What needs to be done: Scan the entries below and count the lines holding the string "nFrequency". Supply only the number.

Items from a figure collection:
%%

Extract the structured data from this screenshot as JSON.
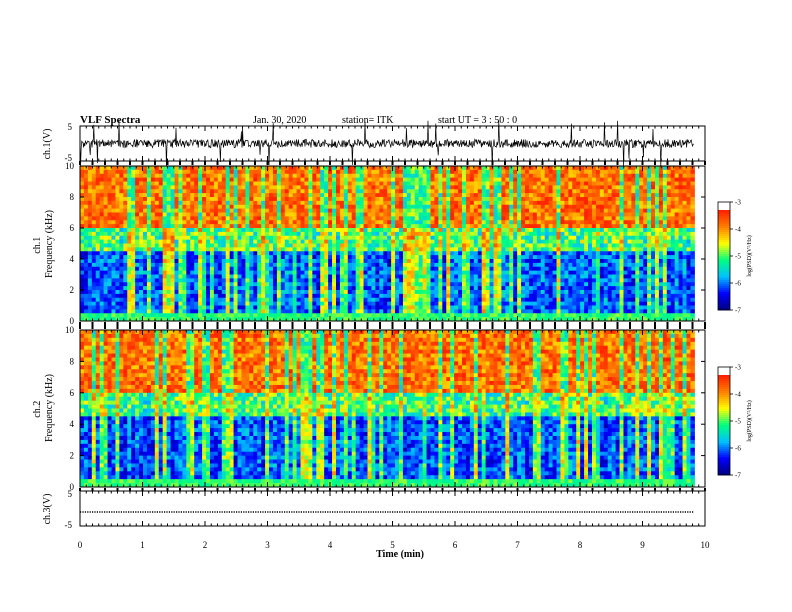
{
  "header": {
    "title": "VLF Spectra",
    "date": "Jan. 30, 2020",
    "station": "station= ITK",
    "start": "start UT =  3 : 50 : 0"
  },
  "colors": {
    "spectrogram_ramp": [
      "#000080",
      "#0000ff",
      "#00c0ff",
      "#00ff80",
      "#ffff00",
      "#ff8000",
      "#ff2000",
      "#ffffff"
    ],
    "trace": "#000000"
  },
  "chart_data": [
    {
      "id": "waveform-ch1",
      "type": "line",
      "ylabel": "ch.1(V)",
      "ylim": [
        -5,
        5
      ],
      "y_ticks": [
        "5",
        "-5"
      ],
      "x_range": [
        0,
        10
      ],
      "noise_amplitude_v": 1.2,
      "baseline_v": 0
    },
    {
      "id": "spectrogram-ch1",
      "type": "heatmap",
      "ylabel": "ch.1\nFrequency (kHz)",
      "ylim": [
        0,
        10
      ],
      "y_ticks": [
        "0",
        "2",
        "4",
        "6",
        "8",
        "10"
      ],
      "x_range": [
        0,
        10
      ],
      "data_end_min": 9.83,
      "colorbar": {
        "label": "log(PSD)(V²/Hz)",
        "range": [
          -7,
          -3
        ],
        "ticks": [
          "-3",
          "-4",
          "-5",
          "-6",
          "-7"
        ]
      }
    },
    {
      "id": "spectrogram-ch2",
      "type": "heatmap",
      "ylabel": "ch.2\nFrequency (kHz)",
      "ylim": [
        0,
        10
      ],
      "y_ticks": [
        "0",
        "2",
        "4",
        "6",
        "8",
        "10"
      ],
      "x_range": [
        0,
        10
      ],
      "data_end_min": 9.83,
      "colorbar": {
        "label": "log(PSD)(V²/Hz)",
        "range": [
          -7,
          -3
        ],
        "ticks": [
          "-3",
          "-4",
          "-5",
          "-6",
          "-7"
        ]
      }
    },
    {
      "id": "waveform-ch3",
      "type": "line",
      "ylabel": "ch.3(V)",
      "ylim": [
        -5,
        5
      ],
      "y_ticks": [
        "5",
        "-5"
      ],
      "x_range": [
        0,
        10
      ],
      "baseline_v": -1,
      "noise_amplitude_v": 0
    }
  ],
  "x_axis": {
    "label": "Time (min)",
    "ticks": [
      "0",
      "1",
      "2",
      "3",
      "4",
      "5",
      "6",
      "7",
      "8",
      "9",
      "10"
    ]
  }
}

%%

Response to this task: 2